***** Given information *****
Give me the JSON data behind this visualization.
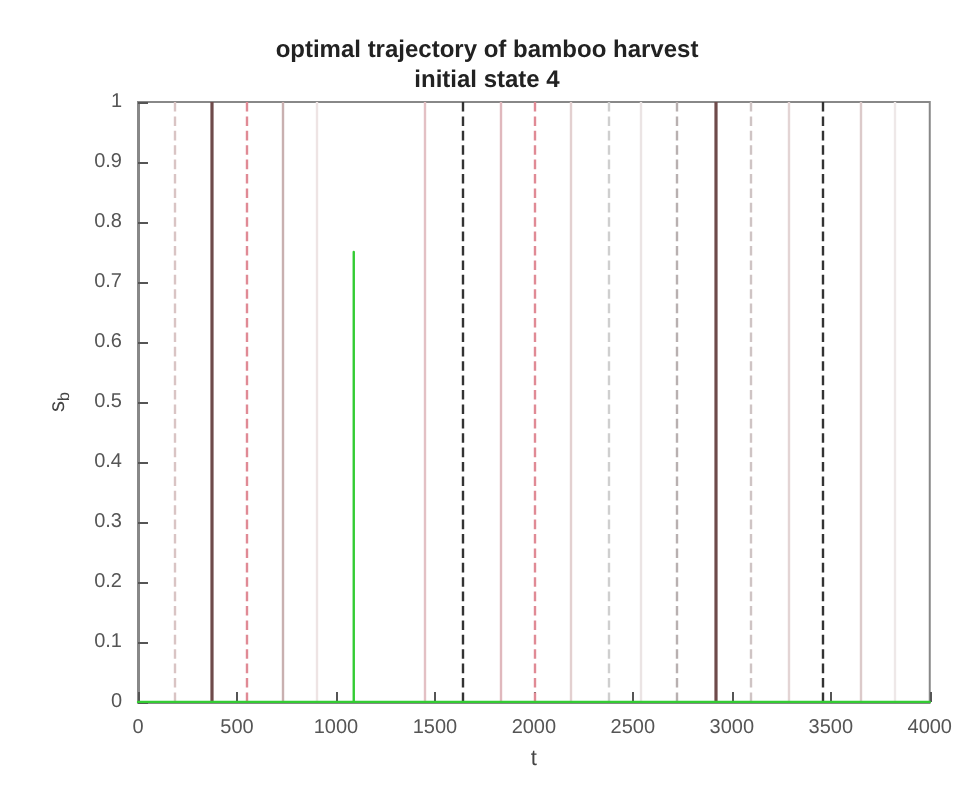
{
  "chart_data": {
    "type": "line",
    "title": "optimal trajectory of bamboo harvest\ninitial state 4",
    "xlabel": "t",
    "ylabel": "s$_{b}$",
    "series": [
      {
        "color": "#33cc33",
        "x": [
          0,
          1090,
          1090,
          1090,
          4000
        ],
        "values": [
          0,
          0,
          0.75,
          0,
          0
        ]
      }
    ],
    "xlim": [
      0,
      4000
    ],
    "xticks": [
      0,
      500,
      1000,
      1500,
      2000,
      2500,
      3000,
      3500,
      4000
    ],
    "ylim": [
      0,
      1
    ],
    "yticks": [
      0,
      0.1,
      0.2,
      0.3,
      0.4,
      0.5,
      0.6,
      0.7,
      0.8,
      0.9,
      1
    ],
    "grid": false,
    "marker": "none",
    "line_style": "solid",
    "ref_lines": [
      {
        "axis": "x",
        "value": 184,
        "color": "#d9c4c4",
        "line_style": "dashed"
      },
      {
        "axis": "x",
        "value": 367,
        "color": "#6e4a4a",
        "line_style": "solid"
      },
      {
        "axis": "x",
        "value": 548,
        "color": "#e08a95",
        "line_style": "dashed"
      },
      {
        "axis": "x",
        "value": 731,
        "color": "#c9b0b0",
        "line_style": "solid"
      },
      {
        "axis": "x",
        "value": 900,
        "color": "#eee4e4",
        "line_style": "solid"
      },
      {
        "axis": "x",
        "value": 1449,
        "color": "#e3c0c4",
        "line_style": "solid"
      },
      {
        "axis": "x",
        "value": 1639,
        "color": "#333333",
        "line_style": "dashed"
      },
      {
        "axis": "x",
        "value": 1833,
        "color": "#e0b8bd",
        "line_style": "solid"
      },
      {
        "axis": "x",
        "value": 2003,
        "color": "#e08a95",
        "line_style": "dashed"
      },
      {
        "axis": "x",
        "value": 2180,
        "color": "#e3d0d0",
        "line_style": "solid"
      },
      {
        "axis": "x",
        "value": 2380,
        "color": "#cfcfcf",
        "line_style": "dashed"
      },
      {
        "axis": "x",
        "value": 2541,
        "color": "#ebe4e4",
        "line_style": "solid"
      },
      {
        "axis": "x",
        "value": 2721,
        "color": "#b8b0b0",
        "line_style": "dashed"
      },
      {
        "axis": "x",
        "value": 2921,
        "color": "#6e4a4a",
        "line_style": "solid"
      },
      {
        "axis": "x",
        "value": 3092,
        "color": "#cfc4c4",
        "line_style": "dashed"
      },
      {
        "axis": "x",
        "value": 3285,
        "color": "#e3d4d4",
        "line_style": "solid"
      },
      {
        "axis": "x",
        "value": 3459,
        "color": "#333333",
        "line_style": "dashed"
      },
      {
        "axis": "x",
        "value": 3655,
        "color": "#dccaca",
        "line_style": "solid"
      },
      {
        "axis": "x",
        "value": 3822,
        "color": "#eee8e8",
        "line_style": "solid"
      }
    ]
  }
}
*****
Exercise goal >> Reproduce the whole listing word for word, setting aside any pictures.

Output for this exercise >>
Give me the JSON data behind this visualization.
{
  "chart_data": {
    "type": "line",
    "title": "optimal trajectory of bamboo harvest\ninitial state 4",
    "xlabel": "t",
    "ylabel": "s$_{b}$",
    "series": [
      {
        "color": "#33cc33",
        "x": [
          0,
          1090,
          1090,
          1090,
          4000
        ],
        "values": [
          0,
          0,
          0.75,
          0,
          0
        ]
      }
    ],
    "xlim": [
      0,
      4000
    ],
    "xticks": [
      0,
      500,
      1000,
      1500,
      2000,
      2500,
      3000,
      3500,
      4000
    ],
    "ylim": [
      0,
      1
    ],
    "yticks": [
      0,
      0.1,
      0.2,
      0.3,
      0.4,
      0.5,
      0.6,
      0.7,
      0.8,
      0.9,
      1
    ],
    "grid": false,
    "marker": "none",
    "line_style": "solid",
    "ref_lines": [
      {
        "axis": "x",
        "value": 184,
        "color": "#d9c4c4",
        "line_style": "dashed"
      },
      {
        "axis": "x",
        "value": 367,
        "color": "#6e4a4a",
        "line_style": "solid"
      },
      {
        "axis": "x",
        "value": 548,
        "color": "#e08a95",
        "line_style": "dashed"
      },
      {
        "axis": "x",
        "value": 731,
        "color": "#c9b0b0",
        "line_style": "solid"
      },
      {
        "axis": "x",
        "value": 900,
        "color": "#eee4e4",
        "line_style": "solid"
      },
      {
        "axis": "x",
        "value": 1449,
        "color": "#e3c0c4",
        "line_style": "solid"
      },
      {
        "axis": "x",
        "value": 1639,
        "color": "#333333",
        "line_style": "dashed"
      },
      {
        "axis": "x",
        "value": 1833,
        "color": "#e0b8bd",
        "line_style": "solid"
      },
      {
        "axis": "x",
        "value": 2003,
        "color": "#e08a95",
        "line_style": "dashed"
      },
      {
        "axis": "x",
        "value": 2180,
        "color": "#e3d0d0",
        "line_style": "solid"
      },
      {
        "axis": "x",
        "value": 2380,
        "color": "#cfcfcf",
        "line_style": "dashed"
      },
      {
        "axis": "x",
        "value": 2541,
        "color": "#ebe4e4",
        "line_style": "solid"
      },
      {
        "axis": "x",
        "value": 2721,
        "color": "#b8b0b0",
        "line_style": "dashed"
      },
      {
        "axis": "x",
        "value": 2921,
        "color": "#6e4a4a",
        "line_style": "solid"
      },
      {
        "axis": "x",
        "value": 3092,
        "color": "#cfc4c4",
        "line_style": "dashed"
      },
      {
        "axis": "x",
        "value": 3285,
        "color": "#e3d4d4",
        "line_style": "solid"
      },
      {
        "axis": "x",
        "value": 3459,
        "color": "#333333",
        "line_style": "dashed"
      },
      {
        "axis": "x",
        "value": 3655,
        "color": "#dccaca",
        "line_style": "solid"
      },
      {
        "axis": "x",
        "value": 3822,
        "color": "#eee8e8",
        "line_style": "solid"
      }
    ]
  }
}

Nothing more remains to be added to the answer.